━━━ Material ━━━

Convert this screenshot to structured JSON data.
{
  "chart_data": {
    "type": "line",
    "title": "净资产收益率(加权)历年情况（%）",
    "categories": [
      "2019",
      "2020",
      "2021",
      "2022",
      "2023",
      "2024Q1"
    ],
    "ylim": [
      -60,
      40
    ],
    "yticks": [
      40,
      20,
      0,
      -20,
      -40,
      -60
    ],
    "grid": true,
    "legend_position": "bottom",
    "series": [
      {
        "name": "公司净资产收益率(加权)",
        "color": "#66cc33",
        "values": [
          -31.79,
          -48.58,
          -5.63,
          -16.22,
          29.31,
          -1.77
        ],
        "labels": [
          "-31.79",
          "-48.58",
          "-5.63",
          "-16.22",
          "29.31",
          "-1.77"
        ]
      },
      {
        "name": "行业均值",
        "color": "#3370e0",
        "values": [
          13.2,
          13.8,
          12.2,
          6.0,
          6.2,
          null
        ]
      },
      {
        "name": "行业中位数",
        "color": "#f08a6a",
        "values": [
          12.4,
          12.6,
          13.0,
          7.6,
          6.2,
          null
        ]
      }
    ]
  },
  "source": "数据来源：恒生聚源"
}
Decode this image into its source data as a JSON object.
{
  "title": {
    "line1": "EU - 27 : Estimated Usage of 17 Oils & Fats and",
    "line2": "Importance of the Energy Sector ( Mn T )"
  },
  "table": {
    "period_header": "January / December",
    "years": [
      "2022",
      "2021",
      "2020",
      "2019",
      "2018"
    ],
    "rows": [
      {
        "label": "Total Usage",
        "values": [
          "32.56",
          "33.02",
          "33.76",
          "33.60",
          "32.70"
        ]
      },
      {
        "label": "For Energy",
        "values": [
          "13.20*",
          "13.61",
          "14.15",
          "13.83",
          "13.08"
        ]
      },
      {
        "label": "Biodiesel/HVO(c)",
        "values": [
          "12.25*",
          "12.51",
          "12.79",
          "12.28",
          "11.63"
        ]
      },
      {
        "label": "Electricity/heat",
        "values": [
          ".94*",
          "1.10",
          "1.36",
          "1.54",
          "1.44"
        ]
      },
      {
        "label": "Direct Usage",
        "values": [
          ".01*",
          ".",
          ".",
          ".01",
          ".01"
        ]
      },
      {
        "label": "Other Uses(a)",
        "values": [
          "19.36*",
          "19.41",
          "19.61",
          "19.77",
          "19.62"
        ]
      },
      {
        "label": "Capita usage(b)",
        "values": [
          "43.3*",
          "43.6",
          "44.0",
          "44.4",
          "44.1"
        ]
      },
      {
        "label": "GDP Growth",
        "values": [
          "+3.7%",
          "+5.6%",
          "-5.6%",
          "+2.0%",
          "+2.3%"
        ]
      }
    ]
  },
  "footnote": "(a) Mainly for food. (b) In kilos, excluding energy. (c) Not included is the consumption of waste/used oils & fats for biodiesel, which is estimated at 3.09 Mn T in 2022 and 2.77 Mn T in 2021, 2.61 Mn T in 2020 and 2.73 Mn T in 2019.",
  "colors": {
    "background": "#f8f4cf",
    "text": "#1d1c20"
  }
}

━━━

Problem details
Output the entries exactly.

The answer
Convert this screenshot to structured JSON data.
{
  "chart_data": {
    "type": "line",
    "title": "净资产收益率(加权)历年情况（%）",
    "categories": [
      "2019",
      "2020",
      "2021",
      "2022",
      "2023",
      "2024Q1"
    ],
    "ylim": [
      -60,
      40
    ],
    "yticks": [
      40,
      20,
      0,
      -20,
      -40,
      -60
    ],
    "grid": true,
    "legend_position": "bottom",
    "series": [
      {
        "name": "公司净资产收益率(加权)",
        "color": "#66cc33",
        "values": [
          -31.79,
          -48.58,
          -5.63,
          -16.22,
          29.31,
          -1.77
        ],
        "labels": [
          "-31.79",
          "-48.58",
          "-5.63",
          "-16.22",
          "29.31",
          "-1.77"
        ]
      },
      {
        "name": "行业均值",
        "color": "#3370e0",
        "values": [
          13.2,
          13.8,
          12.2,
          6.0,
          6.2,
          null
        ]
      },
      {
        "name": "行业中位数",
        "color": "#f08a6a",
        "values": [
          12.4,
          12.6,
          13.0,
          7.6,
          6.2,
          null
        ]
      }
    ]
  },
  "source": "数据来源：恒生聚源"
}
Decode this image into its source data as a JSON object.
{
  "title": {
    "line1": "EU - 27 : Estimated Usage of 17 Oils & Fats and",
    "line2": "Importance of the Energy Sector ( Mn T )"
  },
  "table": {
    "period_header": "January / December",
    "years": [
      "2022",
      "2021",
      "2020",
      "2019",
      "2018"
    ],
    "rows": [
      {
        "label": "Total Usage",
        "values": [
          "32.56",
          "33.02",
          "33.76",
          "33.60",
          "32.70"
        ]
      },
      {
        "label": "For Energy",
        "values": [
          "13.20*",
          "13.61",
          "14.15",
          "13.83",
          "13.08"
        ]
      },
      {
        "label": "Biodiesel/HVO(c)",
        "values": [
          "12.25*",
          "12.51",
          "12.79",
          "12.28",
          "11.63"
        ]
      },
      {
        "label": "Electricity/heat",
        "values": [
          ".94*",
          "1.10",
          "1.36",
          "1.54",
          "1.44"
        ]
      },
      {
        "label": "Direct Usage",
        "values": [
          ".01*",
          ".",
          ".",
          ".01",
          ".01"
        ]
      },
      {
        "label": "Other Uses(a)",
        "values": [
          "19.36*",
          "19.41",
          "19.61",
          "19.77",
          "19.62"
        ]
      },
      {
        "label": "Capita usage(b)",
        "values": [
          "43.3*",
          "43.6",
          "44.0",
          "44.4",
          "44.1"
        ]
      },
      {
        "label": "GDP Growth",
        "values": [
          "+3.7%",
          "+5.6%",
          "-5.6%",
          "+2.0%",
          "+2.3%"
        ]
      }
    ]
  },
  "footnote": "(a) Mainly for food. (b) In kilos, excluding energy. (c) Not included is the consumption of waste/used oils & fats for biodiesel, which is estimated at 3.09 Mn T in 2022 and 2.77 Mn T in 2021, 2.61 Mn T in 2020 and 2.73 Mn T in 2019.",
  "colors": {
    "background": "#f8f4cf",
    "text": "#1d1c20"
  }
}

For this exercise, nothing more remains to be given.